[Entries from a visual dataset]
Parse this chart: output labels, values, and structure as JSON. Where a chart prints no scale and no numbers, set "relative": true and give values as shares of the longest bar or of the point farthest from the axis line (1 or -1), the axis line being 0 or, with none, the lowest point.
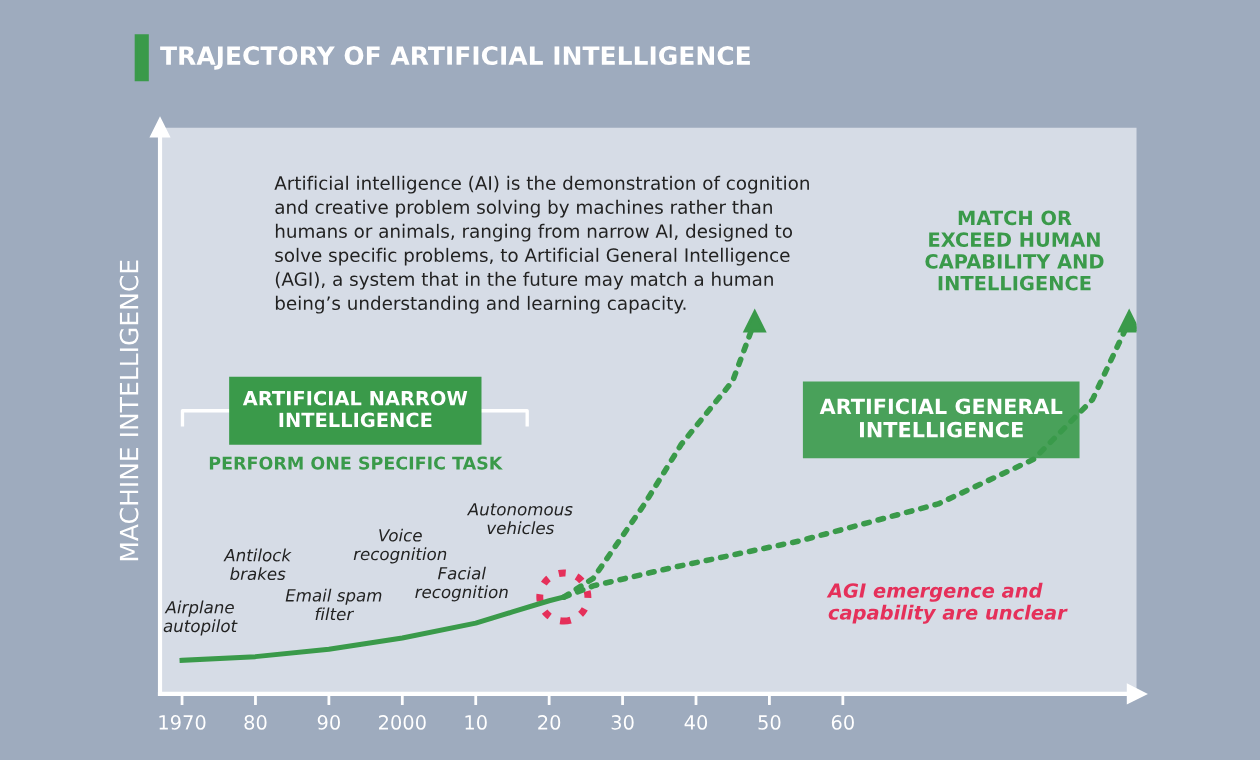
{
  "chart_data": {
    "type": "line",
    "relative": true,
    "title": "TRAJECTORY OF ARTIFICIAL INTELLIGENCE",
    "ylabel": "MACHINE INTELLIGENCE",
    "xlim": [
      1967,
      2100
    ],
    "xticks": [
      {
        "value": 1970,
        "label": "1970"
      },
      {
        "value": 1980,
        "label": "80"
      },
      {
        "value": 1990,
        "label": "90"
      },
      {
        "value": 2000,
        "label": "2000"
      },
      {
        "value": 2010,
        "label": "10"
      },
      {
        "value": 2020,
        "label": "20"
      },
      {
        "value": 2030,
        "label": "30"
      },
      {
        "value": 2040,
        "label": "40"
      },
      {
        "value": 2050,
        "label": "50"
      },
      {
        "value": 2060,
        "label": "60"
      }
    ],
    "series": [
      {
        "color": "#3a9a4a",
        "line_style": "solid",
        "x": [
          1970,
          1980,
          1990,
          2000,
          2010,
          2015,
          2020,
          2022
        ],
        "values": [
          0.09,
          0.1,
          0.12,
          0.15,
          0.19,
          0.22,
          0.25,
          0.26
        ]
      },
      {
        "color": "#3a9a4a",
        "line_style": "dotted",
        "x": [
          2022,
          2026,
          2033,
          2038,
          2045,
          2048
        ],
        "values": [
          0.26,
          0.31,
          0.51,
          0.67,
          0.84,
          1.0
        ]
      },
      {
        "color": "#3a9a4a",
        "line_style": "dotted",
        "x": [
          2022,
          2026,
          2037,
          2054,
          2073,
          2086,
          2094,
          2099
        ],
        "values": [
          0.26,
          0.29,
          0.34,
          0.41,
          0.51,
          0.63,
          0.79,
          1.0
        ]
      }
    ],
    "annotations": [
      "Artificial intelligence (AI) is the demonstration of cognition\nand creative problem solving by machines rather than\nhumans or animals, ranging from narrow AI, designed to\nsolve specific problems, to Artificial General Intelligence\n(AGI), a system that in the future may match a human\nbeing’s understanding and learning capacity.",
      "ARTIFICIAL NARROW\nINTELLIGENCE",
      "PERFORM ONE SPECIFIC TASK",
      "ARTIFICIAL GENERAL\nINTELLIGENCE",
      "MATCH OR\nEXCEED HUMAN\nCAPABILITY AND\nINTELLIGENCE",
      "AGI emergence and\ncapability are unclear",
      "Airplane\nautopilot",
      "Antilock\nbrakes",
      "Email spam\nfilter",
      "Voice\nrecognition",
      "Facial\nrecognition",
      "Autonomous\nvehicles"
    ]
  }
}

--

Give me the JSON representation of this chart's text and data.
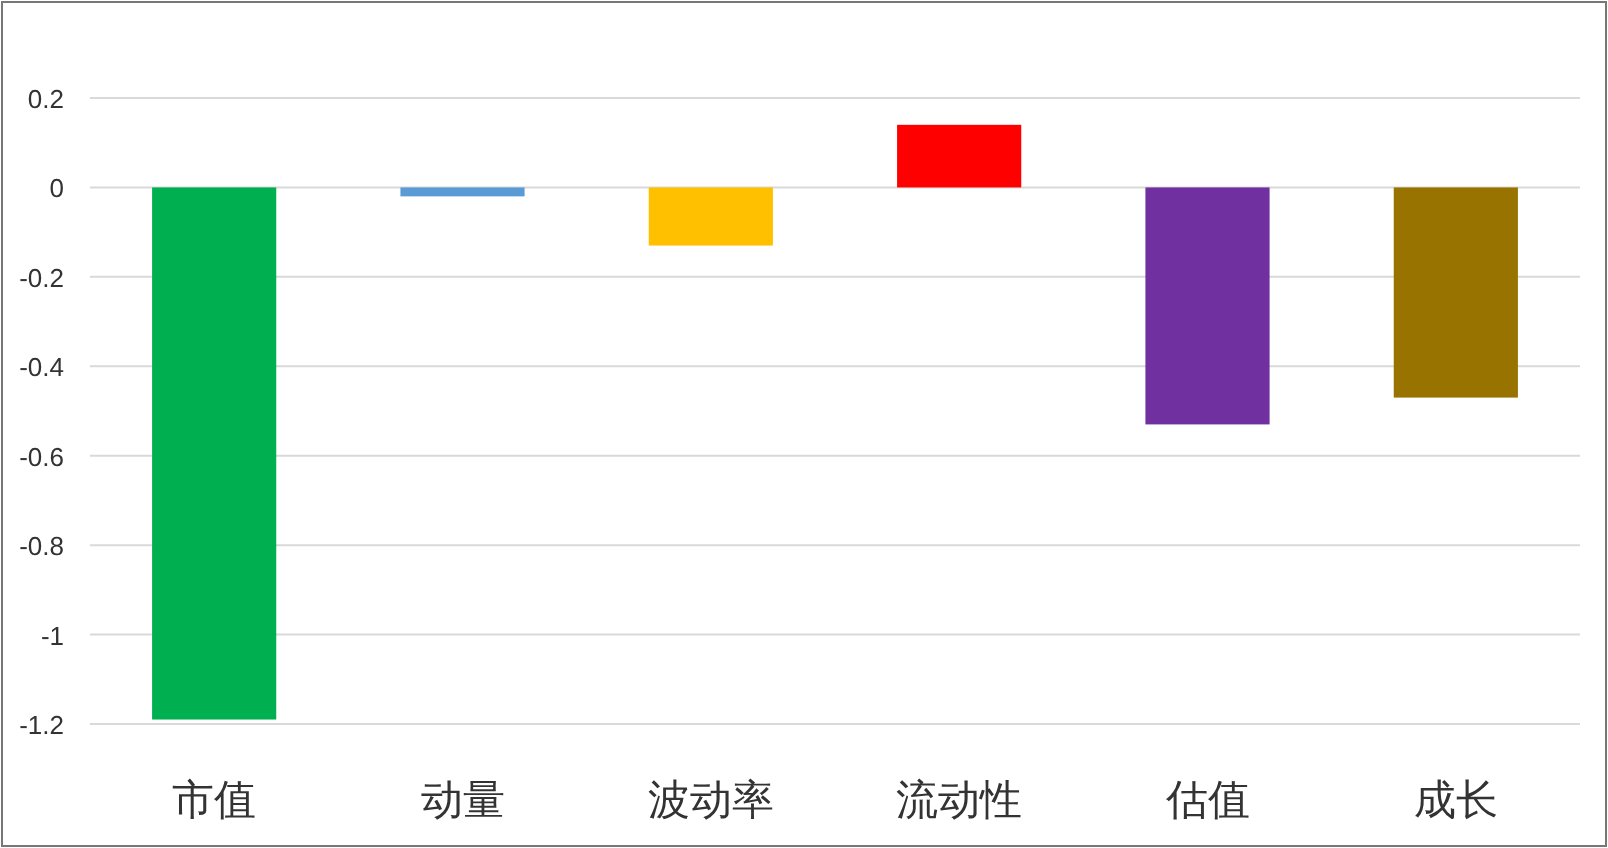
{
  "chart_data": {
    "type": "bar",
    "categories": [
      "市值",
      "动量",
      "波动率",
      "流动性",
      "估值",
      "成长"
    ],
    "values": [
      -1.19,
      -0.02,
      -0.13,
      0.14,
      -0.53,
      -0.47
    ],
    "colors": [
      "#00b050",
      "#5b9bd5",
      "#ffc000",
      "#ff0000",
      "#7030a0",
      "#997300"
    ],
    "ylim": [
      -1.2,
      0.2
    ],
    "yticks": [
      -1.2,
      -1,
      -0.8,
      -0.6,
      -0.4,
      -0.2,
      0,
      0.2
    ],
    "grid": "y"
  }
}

- **What is being asked**:
Among the lines of the data above, count those holding "this" and state only the number.

- **Completed exercise**:
2